▸ Short task
Write out the entire listing below exactly as it appears, minus any pictures.

▸ Entries supplied
□ □ □ □ □ □ □
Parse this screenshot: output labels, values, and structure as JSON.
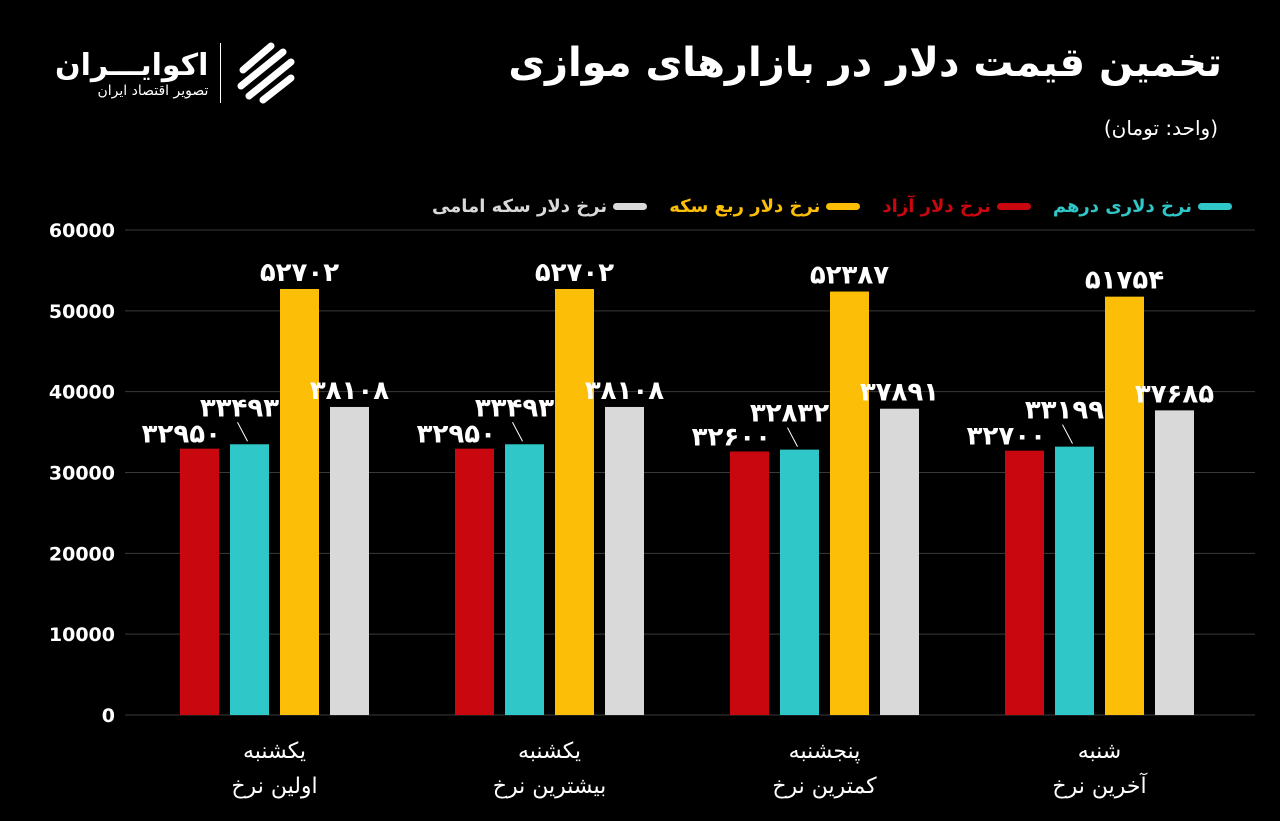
{
  "header": {
    "title": "تخمین قیمت دلار در بازارهای موازی",
    "unit": "(واحد: تومان)"
  },
  "logo": {
    "name": "اکوایـــران",
    "tagline": "تصویر اقتصاد ایران"
  },
  "chart_data": {
    "type": "bar",
    "title": "تخمین قیمت دلار در بازارهای موازی",
    "ylabel": "",
    "ylim": [
      0,
      60000
    ],
    "yticks": [
      "0",
      "10000",
      "20000",
      "30000",
      "40000",
      "50000",
      "60000"
    ],
    "grid": true,
    "legend_position": "top",
    "categories": [
      [
        "یکشنبه",
        "اولین نرخ"
      ],
      [
        "یکشنبه",
        "بیشترین نرخ"
      ],
      [
        "پنجشنبه",
        "کمترین نرخ"
      ],
      [
        "شنبه",
        "آخرین نرخ"
      ]
    ],
    "series": [
      {
        "name": "نرخ دلار آزاد",
        "color": "#c8070e",
        "values": [
          32950,
          32950,
          32600,
          32700
        ]
      },
      {
        "name": "نرخ دلاری درهم",
        "color": "#30c7c8",
        "values": [
          33493,
          33493,
          32832,
          33199
        ]
      },
      {
        "name": "نرخ دلار ربع سکه",
        "color": "#fdbe07",
        "values": [
          52702,
          52702,
          52387,
          51754
        ]
      },
      {
        "name": "نرخ دلار سکه امامی",
        "color": "#d9d9d9",
        "values": [
          38108,
          38108,
          37891,
          37685
        ]
      }
    ],
    "legend_order": [
      1,
      0,
      2,
      3
    ]
  }
}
□ □ □ □ □ □ □
▸ The response
Parse this screenshot: output labels, values, and structure as JSON.
{
  "header": {
    "title": "تخمین قیمت دلار در بازارهای موازی",
    "unit": "(واحد: تومان)"
  },
  "logo": {
    "name": "اکوایـــران",
    "tagline": "تصویر اقتصاد ایران"
  },
  "chart_data": {
    "type": "bar",
    "title": "تخمین قیمت دلار در بازارهای موازی",
    "ylabel": "",
    "ylim": [
      0,
      60000
    ],
    "yticks": [
      "0",
      "10000",
      "20000",
      "30000",
      "40000",
      "50000",
      "60000"
    ],
    "grid": true,
    "legend_position": "top",
    "categories": [
      [
        "یکشنبه",
        "اولین نرخ"
      ],
      [
        "یکشنبه",
        "بیشترین نرخ"
      ],
      [
        "پنجشنبه",
        "کمترین نرخ"
      ],
      [
        "شنبه",
        "آخرین نرخ"
      ]
    ],
    "series": [
      {
        "name": "نرخ دلار آزاد",
        "color": "#c8070e",
        "values": [
          32950,
          32950,
          32600,
          32700
        ]
      },
      {
        "name": "نرخ دلاری درهم",
        "color": "#30c7c8",
        "values": [
          33493,
          33493,
          32832,
          33199
        ]
      },
      {
        "name": "نرخ دلار ربع سکه",
        "color": "#fdbe07",
        "values": [
          52702,
          52702,
          52387,
          51754
        ]
      },
      {
        "name": "نرخ دلار سکه امامی",
        "color": "#d9d9d9",
        "values": [
          38108,
          38108,
          37891,
          37685
        ]
      }
    ],
    "legend_order": [
      1,
      0,
      2,
      3
    ]
  }
}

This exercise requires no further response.